** WHAT YOU NEED TO DO **
Find the word "Package" in the material below and gather every line that contains it.

** MATERIAL PROVIDED **

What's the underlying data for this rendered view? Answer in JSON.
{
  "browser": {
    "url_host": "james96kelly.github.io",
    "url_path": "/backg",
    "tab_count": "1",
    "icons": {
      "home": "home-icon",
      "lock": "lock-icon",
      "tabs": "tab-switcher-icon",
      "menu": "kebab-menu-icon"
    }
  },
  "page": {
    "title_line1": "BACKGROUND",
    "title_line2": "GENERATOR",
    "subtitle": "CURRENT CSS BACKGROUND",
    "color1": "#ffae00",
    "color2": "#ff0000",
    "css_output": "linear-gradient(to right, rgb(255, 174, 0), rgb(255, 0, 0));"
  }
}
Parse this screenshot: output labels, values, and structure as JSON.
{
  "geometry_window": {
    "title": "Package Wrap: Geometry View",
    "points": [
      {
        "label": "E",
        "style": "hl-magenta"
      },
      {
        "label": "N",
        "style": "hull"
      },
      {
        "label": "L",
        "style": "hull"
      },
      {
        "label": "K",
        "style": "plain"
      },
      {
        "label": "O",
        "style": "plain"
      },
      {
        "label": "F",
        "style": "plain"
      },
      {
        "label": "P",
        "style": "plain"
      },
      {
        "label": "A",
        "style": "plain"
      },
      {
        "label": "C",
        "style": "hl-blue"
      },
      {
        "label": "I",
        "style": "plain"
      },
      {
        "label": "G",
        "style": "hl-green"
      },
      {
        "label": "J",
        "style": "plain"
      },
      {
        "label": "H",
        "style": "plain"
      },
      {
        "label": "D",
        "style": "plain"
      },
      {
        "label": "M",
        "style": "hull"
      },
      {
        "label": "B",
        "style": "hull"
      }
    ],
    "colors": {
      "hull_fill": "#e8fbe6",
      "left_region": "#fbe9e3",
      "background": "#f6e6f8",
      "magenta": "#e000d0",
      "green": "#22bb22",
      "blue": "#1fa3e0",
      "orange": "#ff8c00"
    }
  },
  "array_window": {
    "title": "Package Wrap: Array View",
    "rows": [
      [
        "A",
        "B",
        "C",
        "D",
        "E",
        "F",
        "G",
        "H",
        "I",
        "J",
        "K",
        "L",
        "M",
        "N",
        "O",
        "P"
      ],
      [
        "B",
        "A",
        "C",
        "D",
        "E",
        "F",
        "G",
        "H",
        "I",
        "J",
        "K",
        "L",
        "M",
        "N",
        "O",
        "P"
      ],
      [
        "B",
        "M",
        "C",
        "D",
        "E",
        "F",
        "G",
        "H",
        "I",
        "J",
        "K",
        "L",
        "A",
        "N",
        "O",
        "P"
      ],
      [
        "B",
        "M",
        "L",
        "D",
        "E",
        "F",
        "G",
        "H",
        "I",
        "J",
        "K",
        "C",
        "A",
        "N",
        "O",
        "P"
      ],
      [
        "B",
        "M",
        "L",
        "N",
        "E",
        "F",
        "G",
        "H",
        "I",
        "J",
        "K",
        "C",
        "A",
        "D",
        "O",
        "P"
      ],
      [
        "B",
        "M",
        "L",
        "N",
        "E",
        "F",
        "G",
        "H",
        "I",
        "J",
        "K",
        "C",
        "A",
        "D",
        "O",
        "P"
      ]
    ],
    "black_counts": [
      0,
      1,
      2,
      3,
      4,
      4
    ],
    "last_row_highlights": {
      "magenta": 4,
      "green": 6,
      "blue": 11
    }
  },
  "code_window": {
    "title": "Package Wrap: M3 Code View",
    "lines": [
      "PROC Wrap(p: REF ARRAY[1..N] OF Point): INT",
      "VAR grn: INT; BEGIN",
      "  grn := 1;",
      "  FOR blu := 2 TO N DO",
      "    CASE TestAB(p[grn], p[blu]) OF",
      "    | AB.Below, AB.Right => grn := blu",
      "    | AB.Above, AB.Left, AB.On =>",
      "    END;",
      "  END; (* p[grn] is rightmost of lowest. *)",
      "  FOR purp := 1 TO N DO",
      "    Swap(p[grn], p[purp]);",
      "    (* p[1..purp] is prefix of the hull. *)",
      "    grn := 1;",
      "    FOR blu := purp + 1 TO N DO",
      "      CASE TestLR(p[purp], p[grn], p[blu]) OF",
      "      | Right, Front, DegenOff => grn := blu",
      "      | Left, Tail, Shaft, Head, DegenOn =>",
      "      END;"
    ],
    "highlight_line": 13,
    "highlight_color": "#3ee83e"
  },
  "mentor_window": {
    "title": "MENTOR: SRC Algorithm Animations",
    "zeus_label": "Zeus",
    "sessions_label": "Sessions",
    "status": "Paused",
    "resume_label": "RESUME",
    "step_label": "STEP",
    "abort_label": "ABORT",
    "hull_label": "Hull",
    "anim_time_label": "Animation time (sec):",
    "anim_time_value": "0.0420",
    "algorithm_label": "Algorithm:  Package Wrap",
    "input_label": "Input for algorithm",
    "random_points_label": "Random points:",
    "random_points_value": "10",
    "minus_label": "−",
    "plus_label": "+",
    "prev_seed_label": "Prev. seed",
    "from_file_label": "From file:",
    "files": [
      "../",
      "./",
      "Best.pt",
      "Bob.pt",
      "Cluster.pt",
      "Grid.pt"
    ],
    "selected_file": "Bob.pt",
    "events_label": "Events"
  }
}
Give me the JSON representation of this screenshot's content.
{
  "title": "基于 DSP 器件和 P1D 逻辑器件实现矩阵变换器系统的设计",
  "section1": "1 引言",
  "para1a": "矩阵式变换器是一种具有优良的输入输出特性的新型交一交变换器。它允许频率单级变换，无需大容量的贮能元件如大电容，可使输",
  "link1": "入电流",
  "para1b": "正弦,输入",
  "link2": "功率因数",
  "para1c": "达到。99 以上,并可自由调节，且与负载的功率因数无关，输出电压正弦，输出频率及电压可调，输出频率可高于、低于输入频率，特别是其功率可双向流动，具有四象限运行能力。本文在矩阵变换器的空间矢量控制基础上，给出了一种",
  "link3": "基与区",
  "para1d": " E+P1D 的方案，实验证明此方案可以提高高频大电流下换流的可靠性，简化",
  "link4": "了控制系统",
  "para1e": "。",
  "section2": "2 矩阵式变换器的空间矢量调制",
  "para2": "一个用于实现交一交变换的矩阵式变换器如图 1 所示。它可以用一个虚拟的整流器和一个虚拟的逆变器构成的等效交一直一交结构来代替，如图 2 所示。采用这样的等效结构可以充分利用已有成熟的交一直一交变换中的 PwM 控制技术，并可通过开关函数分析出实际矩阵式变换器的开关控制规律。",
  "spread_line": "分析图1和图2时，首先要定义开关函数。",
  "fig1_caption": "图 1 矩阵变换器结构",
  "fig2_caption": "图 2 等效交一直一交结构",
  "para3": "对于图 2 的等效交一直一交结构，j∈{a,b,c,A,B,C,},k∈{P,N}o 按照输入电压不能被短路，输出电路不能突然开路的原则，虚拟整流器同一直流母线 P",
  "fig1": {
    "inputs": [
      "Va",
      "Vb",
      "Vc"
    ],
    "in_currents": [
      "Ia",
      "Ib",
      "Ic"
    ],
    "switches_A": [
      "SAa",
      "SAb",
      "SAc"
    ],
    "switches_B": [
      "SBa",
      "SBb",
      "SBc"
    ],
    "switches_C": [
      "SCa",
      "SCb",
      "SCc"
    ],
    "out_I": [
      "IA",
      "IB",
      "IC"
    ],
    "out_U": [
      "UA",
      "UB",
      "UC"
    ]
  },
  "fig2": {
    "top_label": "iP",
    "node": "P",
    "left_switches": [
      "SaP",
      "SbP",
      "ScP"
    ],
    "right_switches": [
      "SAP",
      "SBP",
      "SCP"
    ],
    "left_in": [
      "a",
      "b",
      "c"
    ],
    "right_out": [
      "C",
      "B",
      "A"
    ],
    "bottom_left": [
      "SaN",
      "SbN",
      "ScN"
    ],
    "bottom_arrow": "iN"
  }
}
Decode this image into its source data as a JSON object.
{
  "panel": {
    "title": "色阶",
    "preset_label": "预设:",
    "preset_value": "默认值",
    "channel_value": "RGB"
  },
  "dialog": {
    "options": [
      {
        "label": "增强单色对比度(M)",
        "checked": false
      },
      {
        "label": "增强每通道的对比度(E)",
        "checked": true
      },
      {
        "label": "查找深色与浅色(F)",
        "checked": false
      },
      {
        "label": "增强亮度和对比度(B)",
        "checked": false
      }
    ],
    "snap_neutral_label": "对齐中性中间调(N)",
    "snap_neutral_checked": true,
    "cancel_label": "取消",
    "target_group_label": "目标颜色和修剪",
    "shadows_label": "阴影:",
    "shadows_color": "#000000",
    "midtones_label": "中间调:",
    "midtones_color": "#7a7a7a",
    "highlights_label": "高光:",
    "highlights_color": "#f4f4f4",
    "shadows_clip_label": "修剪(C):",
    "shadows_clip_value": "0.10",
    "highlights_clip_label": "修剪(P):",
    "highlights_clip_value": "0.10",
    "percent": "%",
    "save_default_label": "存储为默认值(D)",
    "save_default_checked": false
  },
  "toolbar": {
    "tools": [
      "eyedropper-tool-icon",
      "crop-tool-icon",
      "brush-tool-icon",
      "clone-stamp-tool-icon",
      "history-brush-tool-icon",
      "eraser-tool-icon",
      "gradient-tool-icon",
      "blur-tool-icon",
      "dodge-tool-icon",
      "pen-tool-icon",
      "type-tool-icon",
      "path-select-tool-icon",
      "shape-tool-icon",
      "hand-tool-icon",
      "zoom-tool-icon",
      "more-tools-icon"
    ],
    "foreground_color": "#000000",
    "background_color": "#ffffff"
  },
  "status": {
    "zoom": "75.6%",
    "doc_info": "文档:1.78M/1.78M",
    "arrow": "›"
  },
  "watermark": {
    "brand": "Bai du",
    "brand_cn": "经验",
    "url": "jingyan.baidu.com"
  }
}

** COMPLETE RESPONSE **
    "title": "Package Wrap: Geometry View",
    "title": "Package Wrap: Array View",
    "title": "Package Wrap: M3 Code View",
    "algorithm_label": "Algorithm:  Package Wrap",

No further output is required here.